_DESCRIPTION OF THE TASK_
Note each line of the listing that contains the string "Rückweisungen", and copy it.

_PROVIDED RECORDS_
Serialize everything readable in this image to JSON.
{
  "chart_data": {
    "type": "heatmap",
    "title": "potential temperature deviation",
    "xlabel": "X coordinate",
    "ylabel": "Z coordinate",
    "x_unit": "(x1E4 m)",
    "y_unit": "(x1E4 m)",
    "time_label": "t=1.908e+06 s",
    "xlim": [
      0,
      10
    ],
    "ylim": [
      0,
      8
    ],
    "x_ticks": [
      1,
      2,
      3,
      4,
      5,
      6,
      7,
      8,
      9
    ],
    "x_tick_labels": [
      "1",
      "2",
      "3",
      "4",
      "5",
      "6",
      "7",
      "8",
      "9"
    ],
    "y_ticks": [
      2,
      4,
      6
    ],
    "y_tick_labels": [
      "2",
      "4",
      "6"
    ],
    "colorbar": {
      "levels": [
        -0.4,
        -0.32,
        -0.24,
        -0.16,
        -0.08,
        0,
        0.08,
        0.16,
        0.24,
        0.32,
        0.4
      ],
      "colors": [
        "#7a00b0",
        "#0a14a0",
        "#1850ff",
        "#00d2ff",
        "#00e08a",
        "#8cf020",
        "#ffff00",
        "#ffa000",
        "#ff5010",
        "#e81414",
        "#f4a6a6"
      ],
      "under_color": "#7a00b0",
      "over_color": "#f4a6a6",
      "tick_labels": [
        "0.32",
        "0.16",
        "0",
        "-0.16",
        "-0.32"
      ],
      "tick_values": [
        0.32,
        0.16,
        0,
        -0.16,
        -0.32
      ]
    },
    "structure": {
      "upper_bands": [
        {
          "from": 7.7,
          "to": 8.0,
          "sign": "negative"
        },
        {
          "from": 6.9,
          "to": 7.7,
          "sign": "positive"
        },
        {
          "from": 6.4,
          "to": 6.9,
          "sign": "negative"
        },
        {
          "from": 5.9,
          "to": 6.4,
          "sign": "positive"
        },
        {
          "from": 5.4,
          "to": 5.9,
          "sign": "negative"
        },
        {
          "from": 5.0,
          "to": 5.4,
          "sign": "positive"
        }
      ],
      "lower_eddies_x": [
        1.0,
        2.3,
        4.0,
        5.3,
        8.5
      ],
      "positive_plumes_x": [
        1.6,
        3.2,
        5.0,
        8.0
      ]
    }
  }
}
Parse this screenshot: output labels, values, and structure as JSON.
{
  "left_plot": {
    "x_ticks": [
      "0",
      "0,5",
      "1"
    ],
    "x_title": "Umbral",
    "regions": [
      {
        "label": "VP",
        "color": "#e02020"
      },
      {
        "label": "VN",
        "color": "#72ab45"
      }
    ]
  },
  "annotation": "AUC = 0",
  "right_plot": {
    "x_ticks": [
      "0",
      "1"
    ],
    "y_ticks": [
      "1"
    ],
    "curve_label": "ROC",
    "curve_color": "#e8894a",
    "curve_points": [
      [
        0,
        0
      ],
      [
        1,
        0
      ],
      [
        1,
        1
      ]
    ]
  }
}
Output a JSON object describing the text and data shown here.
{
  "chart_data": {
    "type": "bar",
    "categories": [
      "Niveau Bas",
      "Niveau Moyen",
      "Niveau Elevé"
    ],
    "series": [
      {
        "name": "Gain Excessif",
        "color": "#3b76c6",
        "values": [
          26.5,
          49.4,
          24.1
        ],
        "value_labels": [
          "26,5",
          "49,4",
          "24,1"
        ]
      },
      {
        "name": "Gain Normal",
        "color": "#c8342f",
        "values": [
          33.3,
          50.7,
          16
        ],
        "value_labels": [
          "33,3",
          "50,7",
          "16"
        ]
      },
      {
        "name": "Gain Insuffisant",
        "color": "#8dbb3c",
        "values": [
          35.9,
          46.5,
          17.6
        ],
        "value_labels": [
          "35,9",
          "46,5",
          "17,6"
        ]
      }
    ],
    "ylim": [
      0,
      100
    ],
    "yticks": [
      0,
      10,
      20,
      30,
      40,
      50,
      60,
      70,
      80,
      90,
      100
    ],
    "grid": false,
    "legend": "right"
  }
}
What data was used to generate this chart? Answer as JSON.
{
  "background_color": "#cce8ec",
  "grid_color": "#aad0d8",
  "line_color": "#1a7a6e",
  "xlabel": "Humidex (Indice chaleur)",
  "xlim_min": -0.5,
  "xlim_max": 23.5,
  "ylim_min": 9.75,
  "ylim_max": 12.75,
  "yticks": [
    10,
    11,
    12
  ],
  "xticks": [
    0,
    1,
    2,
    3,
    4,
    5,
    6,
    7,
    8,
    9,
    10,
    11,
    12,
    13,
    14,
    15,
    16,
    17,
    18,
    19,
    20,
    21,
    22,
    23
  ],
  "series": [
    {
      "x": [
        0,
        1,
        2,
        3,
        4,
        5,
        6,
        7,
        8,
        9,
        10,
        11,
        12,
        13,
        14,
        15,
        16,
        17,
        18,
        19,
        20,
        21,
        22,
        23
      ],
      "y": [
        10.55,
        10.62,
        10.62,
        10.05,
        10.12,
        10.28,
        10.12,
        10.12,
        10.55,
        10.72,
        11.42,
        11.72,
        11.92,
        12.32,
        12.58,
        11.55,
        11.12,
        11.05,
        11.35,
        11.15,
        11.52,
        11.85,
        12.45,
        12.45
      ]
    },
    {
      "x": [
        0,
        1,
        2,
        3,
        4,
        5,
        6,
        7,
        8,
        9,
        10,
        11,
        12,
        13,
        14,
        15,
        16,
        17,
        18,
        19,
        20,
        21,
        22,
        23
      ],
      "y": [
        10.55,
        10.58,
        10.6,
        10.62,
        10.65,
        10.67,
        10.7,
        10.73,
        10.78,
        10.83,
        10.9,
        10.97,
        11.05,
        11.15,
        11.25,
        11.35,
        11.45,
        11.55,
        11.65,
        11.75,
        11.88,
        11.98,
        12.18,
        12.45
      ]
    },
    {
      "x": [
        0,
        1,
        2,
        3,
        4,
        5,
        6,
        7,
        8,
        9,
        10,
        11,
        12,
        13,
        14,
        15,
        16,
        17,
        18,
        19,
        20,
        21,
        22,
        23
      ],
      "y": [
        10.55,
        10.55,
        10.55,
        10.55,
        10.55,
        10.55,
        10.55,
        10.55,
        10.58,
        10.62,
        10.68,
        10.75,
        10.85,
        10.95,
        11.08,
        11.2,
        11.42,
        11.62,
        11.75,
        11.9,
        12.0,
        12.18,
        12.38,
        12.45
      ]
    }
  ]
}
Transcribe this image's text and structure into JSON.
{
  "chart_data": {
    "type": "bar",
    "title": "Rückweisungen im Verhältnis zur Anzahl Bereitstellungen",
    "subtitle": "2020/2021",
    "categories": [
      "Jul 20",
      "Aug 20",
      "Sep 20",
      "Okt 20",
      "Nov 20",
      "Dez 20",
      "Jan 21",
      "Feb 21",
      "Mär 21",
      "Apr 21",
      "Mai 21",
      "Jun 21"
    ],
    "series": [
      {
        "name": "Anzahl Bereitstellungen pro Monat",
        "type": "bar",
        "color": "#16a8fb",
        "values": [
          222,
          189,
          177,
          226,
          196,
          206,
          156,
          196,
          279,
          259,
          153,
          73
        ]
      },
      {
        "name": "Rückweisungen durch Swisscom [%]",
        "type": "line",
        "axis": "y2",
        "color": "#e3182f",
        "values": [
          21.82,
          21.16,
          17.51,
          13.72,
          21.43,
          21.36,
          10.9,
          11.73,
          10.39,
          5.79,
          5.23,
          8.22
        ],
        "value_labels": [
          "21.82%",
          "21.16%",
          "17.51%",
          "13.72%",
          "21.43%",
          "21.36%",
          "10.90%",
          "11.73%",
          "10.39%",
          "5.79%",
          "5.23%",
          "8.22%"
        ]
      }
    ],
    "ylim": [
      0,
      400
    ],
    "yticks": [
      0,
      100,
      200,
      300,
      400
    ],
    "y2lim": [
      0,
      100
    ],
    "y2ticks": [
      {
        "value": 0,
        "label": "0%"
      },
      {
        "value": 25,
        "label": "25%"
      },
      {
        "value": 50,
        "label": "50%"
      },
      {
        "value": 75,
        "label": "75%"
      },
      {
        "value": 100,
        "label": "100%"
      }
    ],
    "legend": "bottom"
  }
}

_REPLY TO THE TASK_
    "title": "Rückweisungen im Verhältnis zur Anzahl Bereitstellungen",
        "name": "Rückweisungen durch Swisscom [%]",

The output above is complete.